PAGE EXCERPT:
Resources

People often ask me "How did you learn how to hack?" The answer: by reading. This page is a collection of the blog posts and other articles that I have accumulated over the years of my journey. Enjoy!

Superfluid Post Mortem Hack- 1053

SuperfluidPosted 3 Years Ago
  • Superfluid.sol allows for composable Superfluid agreements in a single transaction. I have no idea what this means (lolz). The important thing to note is that the main contract and the agreements have a concept of context (ctx).
  • The ctx is a serialized state for through the entire transaction for different agreement calls. This context includes information about the original msg.sender even.
  • The convention of callAgreement is to use a placeholder ctx so that Solidity can read it directly from the argument ctx that should be there.
  • The flow of operations is like so for verifying:
    1. Call deleteAnyFlowBad.
    2. Call callAgreement. This creates the ctx and puts a stamp on it.

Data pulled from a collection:

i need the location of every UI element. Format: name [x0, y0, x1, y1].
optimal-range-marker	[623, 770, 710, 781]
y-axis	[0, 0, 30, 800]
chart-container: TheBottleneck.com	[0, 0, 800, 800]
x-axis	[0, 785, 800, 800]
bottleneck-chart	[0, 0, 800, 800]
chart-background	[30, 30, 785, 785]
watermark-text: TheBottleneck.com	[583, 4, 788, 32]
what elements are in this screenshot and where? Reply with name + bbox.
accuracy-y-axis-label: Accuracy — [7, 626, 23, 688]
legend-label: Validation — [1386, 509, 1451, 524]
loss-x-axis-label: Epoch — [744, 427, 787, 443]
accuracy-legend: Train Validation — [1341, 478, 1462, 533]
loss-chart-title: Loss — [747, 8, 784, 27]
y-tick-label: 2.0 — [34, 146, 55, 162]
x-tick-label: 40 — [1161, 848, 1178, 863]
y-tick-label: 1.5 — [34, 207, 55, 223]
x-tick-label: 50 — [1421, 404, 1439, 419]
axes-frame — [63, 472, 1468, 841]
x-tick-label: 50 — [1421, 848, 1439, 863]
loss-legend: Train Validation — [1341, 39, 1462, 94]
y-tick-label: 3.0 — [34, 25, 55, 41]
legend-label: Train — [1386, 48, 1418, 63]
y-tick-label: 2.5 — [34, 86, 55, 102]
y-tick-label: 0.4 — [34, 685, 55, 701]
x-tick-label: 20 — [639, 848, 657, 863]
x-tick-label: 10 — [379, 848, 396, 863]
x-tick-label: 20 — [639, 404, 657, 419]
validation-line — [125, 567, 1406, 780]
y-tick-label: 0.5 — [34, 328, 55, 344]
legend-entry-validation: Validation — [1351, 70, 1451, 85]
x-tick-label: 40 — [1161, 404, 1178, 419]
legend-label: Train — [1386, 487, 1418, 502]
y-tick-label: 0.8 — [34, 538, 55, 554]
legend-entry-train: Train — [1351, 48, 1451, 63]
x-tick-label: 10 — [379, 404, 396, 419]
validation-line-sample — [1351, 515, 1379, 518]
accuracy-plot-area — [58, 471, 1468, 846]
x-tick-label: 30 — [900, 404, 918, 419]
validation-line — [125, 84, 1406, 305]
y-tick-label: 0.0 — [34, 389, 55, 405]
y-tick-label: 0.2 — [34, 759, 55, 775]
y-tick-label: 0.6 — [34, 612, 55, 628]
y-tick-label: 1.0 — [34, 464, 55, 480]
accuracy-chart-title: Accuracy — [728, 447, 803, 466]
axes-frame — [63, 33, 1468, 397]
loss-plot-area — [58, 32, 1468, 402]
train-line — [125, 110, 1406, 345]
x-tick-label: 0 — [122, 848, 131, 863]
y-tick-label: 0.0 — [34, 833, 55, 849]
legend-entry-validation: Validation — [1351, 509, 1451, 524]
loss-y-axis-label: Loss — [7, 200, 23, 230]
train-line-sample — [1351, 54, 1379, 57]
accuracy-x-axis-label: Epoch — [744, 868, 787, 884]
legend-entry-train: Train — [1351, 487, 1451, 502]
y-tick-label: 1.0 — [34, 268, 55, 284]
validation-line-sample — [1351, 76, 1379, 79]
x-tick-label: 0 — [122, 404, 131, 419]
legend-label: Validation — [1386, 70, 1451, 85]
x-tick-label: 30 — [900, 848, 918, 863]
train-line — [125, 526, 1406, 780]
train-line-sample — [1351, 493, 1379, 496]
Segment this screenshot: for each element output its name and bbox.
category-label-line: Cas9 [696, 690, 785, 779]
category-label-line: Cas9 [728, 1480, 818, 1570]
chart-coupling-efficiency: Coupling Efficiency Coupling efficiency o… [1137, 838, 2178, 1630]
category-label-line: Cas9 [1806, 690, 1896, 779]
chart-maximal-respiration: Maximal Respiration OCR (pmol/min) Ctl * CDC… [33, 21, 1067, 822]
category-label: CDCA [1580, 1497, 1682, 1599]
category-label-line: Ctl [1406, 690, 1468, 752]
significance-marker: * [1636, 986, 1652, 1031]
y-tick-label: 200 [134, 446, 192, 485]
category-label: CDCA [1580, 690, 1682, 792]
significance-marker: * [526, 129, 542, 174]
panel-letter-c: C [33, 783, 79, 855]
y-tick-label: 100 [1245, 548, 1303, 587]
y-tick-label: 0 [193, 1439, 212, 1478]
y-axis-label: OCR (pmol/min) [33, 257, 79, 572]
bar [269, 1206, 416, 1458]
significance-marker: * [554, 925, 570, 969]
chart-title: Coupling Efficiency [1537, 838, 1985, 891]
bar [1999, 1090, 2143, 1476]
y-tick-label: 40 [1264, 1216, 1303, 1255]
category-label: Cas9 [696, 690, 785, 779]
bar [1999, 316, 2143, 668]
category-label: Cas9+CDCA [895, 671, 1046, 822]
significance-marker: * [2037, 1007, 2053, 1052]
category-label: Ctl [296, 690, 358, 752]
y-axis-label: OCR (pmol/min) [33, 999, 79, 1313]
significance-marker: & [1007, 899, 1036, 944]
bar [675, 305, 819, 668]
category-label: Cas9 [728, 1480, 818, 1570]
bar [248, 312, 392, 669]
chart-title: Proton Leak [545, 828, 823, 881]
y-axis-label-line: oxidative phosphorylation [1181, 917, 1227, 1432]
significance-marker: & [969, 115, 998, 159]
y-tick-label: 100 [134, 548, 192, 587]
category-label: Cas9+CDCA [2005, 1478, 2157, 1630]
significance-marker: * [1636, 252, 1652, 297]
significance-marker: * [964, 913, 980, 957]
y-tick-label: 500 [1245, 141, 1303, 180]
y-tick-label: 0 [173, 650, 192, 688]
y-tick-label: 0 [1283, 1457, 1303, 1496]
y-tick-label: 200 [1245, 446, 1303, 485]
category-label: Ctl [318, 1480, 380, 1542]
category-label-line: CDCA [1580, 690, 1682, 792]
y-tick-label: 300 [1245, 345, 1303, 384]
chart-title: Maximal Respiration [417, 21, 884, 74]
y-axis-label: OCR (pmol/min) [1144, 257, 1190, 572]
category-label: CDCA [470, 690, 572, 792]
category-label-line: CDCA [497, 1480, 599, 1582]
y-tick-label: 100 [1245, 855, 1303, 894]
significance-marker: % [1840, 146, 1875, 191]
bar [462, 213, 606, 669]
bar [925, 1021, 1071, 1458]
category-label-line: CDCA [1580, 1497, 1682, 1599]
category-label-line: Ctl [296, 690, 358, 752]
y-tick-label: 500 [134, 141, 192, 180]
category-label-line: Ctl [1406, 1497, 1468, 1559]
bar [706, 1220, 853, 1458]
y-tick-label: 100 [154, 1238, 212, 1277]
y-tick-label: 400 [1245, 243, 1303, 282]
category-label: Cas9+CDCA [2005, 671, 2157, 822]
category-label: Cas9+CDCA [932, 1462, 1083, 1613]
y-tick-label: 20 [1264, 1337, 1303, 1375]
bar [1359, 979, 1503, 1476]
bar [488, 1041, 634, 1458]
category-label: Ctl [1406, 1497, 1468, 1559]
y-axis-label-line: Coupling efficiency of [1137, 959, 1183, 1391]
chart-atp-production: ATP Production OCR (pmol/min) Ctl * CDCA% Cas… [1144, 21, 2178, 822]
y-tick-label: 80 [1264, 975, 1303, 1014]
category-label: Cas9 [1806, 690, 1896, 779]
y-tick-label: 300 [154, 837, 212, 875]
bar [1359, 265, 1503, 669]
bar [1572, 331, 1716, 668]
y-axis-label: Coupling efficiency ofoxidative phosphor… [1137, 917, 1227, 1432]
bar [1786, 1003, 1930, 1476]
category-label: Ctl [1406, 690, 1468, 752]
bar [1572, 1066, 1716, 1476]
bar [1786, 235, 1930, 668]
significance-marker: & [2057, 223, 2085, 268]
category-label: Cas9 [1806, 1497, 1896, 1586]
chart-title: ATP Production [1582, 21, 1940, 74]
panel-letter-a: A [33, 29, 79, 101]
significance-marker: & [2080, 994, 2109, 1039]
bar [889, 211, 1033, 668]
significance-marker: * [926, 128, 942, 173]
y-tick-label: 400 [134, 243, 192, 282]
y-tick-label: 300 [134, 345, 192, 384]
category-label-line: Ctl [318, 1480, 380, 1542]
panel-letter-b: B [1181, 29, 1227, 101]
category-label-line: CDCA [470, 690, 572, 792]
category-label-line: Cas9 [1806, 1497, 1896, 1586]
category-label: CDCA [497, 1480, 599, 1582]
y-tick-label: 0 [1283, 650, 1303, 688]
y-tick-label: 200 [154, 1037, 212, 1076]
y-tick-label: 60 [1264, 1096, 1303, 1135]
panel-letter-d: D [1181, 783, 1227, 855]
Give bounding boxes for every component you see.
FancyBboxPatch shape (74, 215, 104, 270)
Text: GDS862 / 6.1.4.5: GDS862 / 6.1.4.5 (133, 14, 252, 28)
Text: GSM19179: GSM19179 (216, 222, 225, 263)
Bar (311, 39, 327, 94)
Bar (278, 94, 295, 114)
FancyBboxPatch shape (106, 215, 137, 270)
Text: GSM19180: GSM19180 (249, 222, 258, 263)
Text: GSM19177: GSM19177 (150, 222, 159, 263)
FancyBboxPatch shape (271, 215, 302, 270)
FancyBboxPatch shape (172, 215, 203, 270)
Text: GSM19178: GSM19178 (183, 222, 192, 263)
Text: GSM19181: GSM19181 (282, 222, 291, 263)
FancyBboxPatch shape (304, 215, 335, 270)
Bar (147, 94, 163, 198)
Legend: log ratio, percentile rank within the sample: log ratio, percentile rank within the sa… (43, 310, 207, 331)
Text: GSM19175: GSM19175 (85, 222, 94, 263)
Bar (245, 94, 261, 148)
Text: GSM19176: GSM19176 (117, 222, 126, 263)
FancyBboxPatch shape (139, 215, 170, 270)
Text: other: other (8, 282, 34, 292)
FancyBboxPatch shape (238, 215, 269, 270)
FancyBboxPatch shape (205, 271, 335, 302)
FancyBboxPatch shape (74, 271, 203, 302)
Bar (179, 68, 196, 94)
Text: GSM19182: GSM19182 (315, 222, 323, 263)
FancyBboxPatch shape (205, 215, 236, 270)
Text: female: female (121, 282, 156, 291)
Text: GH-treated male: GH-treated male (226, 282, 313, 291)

AIM OF THE EXERCISE:
According to the resources page, what information does the ctx include?

ANSWER BOX:
Information about the original msg.sender.